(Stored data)
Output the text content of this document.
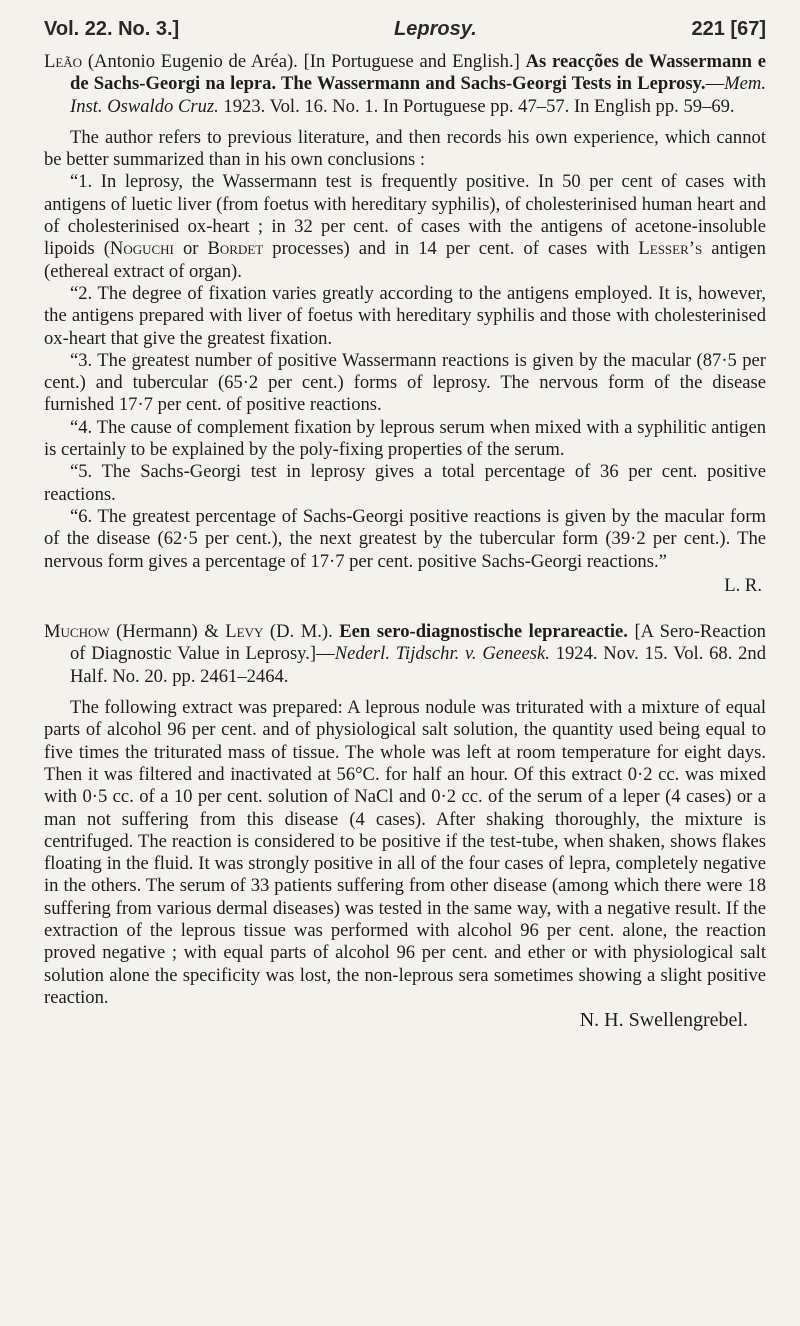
Vol. 22. No. 3.]	Leprosy.	221 [67]

Leão (Antonio Eugenio de Aréa). [In Portuguese and English.] As reacções de Wassermann e de Sachs-Georgi na lepra. The Wassermann and Sachs-Georgi Tests in Leprosy.—Mem. Inst. Oswaldo Cruz. 1923. Vol. 16. No. 1. In Portuguese pp. 47–57. In English pp. 59–69.

The author refers to previous literature, and then records his own experience, which cannot be better summarized than in his own conclusions :

“1. In leprosy, the Wassermann test is frequently positive. In 50 per cent of cases with antigens of luetic liver (from foetus with hereditary syphilis), of cholesterinised human heart and of cholesterinised ox-heart ; in 32 per cent. of cases with the antigens of acetone-insoluble lipoids (Noguchi or Bordet processes) and in 14 per cent. of cases with Lesser’s antigen (ethereal extract of organ).

“2. The degree of fixation varies greatly according to the antigens employed. It is, however, the antigens prepared with liver of foetus with hereditary syphilis and those with cholesterinised ox-heart that give the greatest fixation.

“3. The greatest number of positive Wassermann reactions is given by the macular (87·5 per cent.) and tubercular (65·2 per cent.) forms of leprosy. The nervous form of the disease furnished 17·7 per cent. of positive reactions.

“4. The cause of complement fixation by leprous serum when mixed with a syphilitic antigen is certainly to be explained by the poly-fixing properties of the serum.

“5. The Sachs-Georgi test in leprosy gives a total percentage of 36 per cent. positive reactions.

“6. The greatest percentage of Sachs-Georgi positive reactions is given by the macular form of the disease (62·5 per cent.), the next greatest by the tubercular form (39·2 per cent.). The nervous form gives a percentage of 17·7 per cent. positive Sachs-Georgi reactions.”

L. R.

Muchow (Hermann) & Levy (D. M.). Een sero-diagnostische leprareactie. [A Sero-Reaction of Diagnostic Value in Leprosy.]—Nederl. Tijdschr. v. Geneesk. 1924. Nov. 15. Vol. 68. 2nd Half. No. 20. pp. 2461–2464.

The following extract was prepared: A leprous nodule was triturated with a mixture of equal parts of alcohol 96 per cent. and of physiological salt solution, the quantity used being equal to five times the triturated mass of tissue. The whole was left at room temperature for eight days. Then it was filtered and inactivated at 56°C. for half an hour. Of this extract 0·2 cc. was mixed with 0·5 cc. of a 10 per cent. solution of NaCl and 0·2 cc. of the serum of a leper (4 cases) or a man not suffering from this disease (4 cases). After shaking thoroughly, the mixture is centrifuged. The reaction is considered to be positive if the test-tube, when shaken, shows flakes floating in the fluid. It was strongly positive in all of the four cases of lepra, completely negative in the others. The serum of 33 patients suffering from other disease (among which there were 18 suffering from various dermal diseases) was tested in the same way, with a negative result. If the extraction of the leprous tissue was performed with alcohol 96 per cent. alone, the reaction proved negative ; with equal parts of alcohol 96 per cent. and ether or with physiological salt solution alone the specificity was lost, the non-leprous sera sometimes showing a slight positive reaction.

N. H. Swellengrebel.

## What the exercise asks
Return the records exactly. Don't carry the pictures over.

## Task answer
Output the text content of this document.
Vol. 22. No. 3.]	Leprosy.	221 [67]

Leão (Antonio Eugenio de Aréa). [In Portuguese and English.] As reacções de Wassermann e de Sachs-Georgi na lepra. The Wassermann and Sachs-Georgi Tests in Leprosy.—Mem. Inst. Oswaldo Cruz. 1923. Vol. 16. No. 1. In Portuguese pp. 47–57. In English pp. 59–69.

The author refers to previous literature, and then records his own experience, which cannot be better summarized than in his own conclusions :

“1. In leprosy, the Wassermann test is frequently positive. In 50 per cent of cases with antigens of luetic liver (from foetus with hereditary syphilis), of cholesterinised human heart and of cholesterinised ox-heart ; in 32 per cent. of cases with the antigens of acetone-insoluble lipoids (Noguchi or Bordet processes) and in 14 per cent. of cases with Lesser’s antigen (ethereal extract of organ).

“2. The degree of fixation varies greatly according to the antigens employed. It is, however, the antigens prepared with liver of foetus with hereditary syphilis and those with cholesterinised ox-heart that give the greatest fixation.

“3. The greatest number of positive Wassermann reactions is given by the macular (87·5 per cent.) and tubercular (65·2 per cent.) forms of leprosy. The nervous form of the disease furnished 17·7 per cent. of positive reactions.

“4. The cause of complement fixation by leprous serum when mixed with a syphilitic antigen is certainly to be explained by the poly-fixing properties of the serum.

“5. The Sachs-Georgi test in leprosy gives a total percentage of 36 per cent. positive reactions.

“6. The greatest percentage of Sachs-Georgi positive reactions is given by the macular form of the disease (62·5 per cent.), the next greatest by the tubercular form (39·2 per cent.). The nervous form gives a percentage of 17·7 per cent. positive Sachs-Georgi reactions.”

L. R.

Muchow (Hermann) & Levy (D. M.). Een sero-diagnostische leprareactie. [A Sero-Reaction of Diagnostic Value in Leprosy.]—Nederl. Tijdschr. v. Geneesk. 1924. Nov. 15. Vol. 68. 2nd Half. No. 20. pp. 2461–2464.

The following extract was prepared: A leprous nodule was triturated with a mixture of equal parts of alcohol 96 per cent. and of physiological salt solution, the quantity used being equal to five times the triturated mass of tissue. The whole was left at room temperature for eight days. Then it was filtered and inactivated at 56°C. for half an hour. Of this extract 0·2 cc. was mixed with 0·5 cc. of a 10 per cent. solution of NaCl and 0·2 cc. of the serum of a leper (4 cases) or a man not suffering from this disease (4 cases). After shaking thoroughly, the mixture is centrifuged. The reaction is considered to be positive if the test-tube, when shaken, shows flakes floating in the fluid. It was strongly positive in all of the four cases of lepra, completely negative in the others. The serum of 33 patients suffering from other disease (among which there were 18 suffering from various dermal diseases) was tested in the same way, with a negative result. If the extraction of the leprous tissue was performed with alcohol 96 per cent. alone, the reaction proved negative ; with equal parts of alcohol 96 per cent. and ether or with physiological salt solution alone the specificity was lost, the non-leprous sera sometimes showing a slight positive reaction.

N. H. Swellengrebel.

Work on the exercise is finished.